[Records from a collection]:
---

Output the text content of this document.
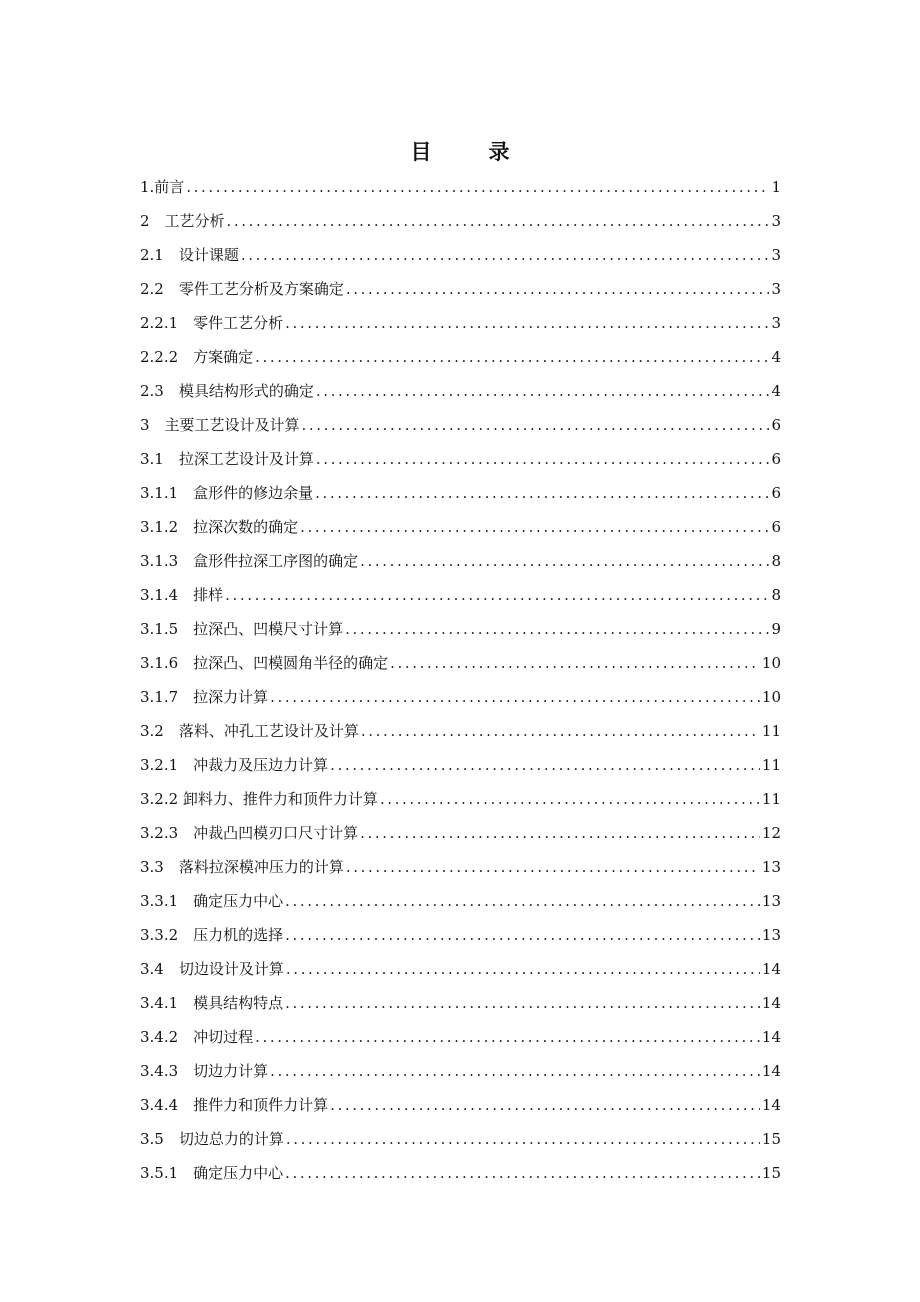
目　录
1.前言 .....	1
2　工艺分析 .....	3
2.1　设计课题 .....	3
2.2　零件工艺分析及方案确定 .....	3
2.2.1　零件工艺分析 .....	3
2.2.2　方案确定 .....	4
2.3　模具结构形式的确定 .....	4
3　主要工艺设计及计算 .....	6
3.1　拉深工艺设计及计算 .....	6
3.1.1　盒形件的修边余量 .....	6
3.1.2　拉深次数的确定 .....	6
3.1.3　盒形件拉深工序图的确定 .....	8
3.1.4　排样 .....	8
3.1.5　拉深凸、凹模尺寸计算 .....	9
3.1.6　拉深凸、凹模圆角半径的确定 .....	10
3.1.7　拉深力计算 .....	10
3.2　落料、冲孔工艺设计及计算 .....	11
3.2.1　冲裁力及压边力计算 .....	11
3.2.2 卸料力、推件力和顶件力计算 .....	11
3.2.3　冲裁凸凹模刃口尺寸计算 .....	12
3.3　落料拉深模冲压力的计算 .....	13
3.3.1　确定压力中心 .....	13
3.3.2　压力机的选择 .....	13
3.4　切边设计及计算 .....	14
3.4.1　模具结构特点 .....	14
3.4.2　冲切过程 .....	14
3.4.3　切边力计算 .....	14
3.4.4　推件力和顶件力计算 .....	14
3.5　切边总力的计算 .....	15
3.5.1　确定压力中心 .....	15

---

[STATED TASK]: Transcribe the material exactly, leaving every picture out.

[THE RESPONSE]:
Output the text content of this document.
目　录
1.前言 .....	1
2　工艺分析 .....	3
2.1　设计课题 .....	3
2.2　零件工艺分析及方案确定 .....	3
2.2.1　零件工艺分析 .....	3
2.2.2　方案确定 .....	4
2.3　模具结构形式的确定 .....	4
3　主要工艺设计及计算 .....	6
3.1　拉深工艺设计及计算 .....	6
3.1.1　盒形件的修边余量 .....	6
3.1.2　拉深次数的确定 .....	6
3.1.3　盒形件拉深工序图的确定 .....	8
3.1.4　排样 .....	8
3.1.5　拉深凸、凹模尺寸计算 .....	9
3.1.6　拉深凸、凹模圆角半径的确定 .....	10
3.1.7　拉深力计算 .....	10
3.2　落料、冲孔工艺设计及计算 .....	11
3.2.1　冲裁力及压边力计算 .....	11
3.2.2 卸料力、推件力和顶件力计算 .....	11
3.2.3　冲裁凸凹模刃口尺寸计算 .....	12
3.3　落料拉深模冲压力的计算 .....	13
3.3.1　确定压力中心 .....	13
3.3.2　压力机的选择 .....	13
3.4　切边设计及计算 .....	14
3.4.1　模具结构特点 .....	14
3.4.2　冲切过程 .....	14
3.4.3　切边力计算 .....	14
3.4.4　推件力和顶件力计算 .....	14
3.5　切边总力的计算 .....	15
3.5.1　确定压力中心 .....	15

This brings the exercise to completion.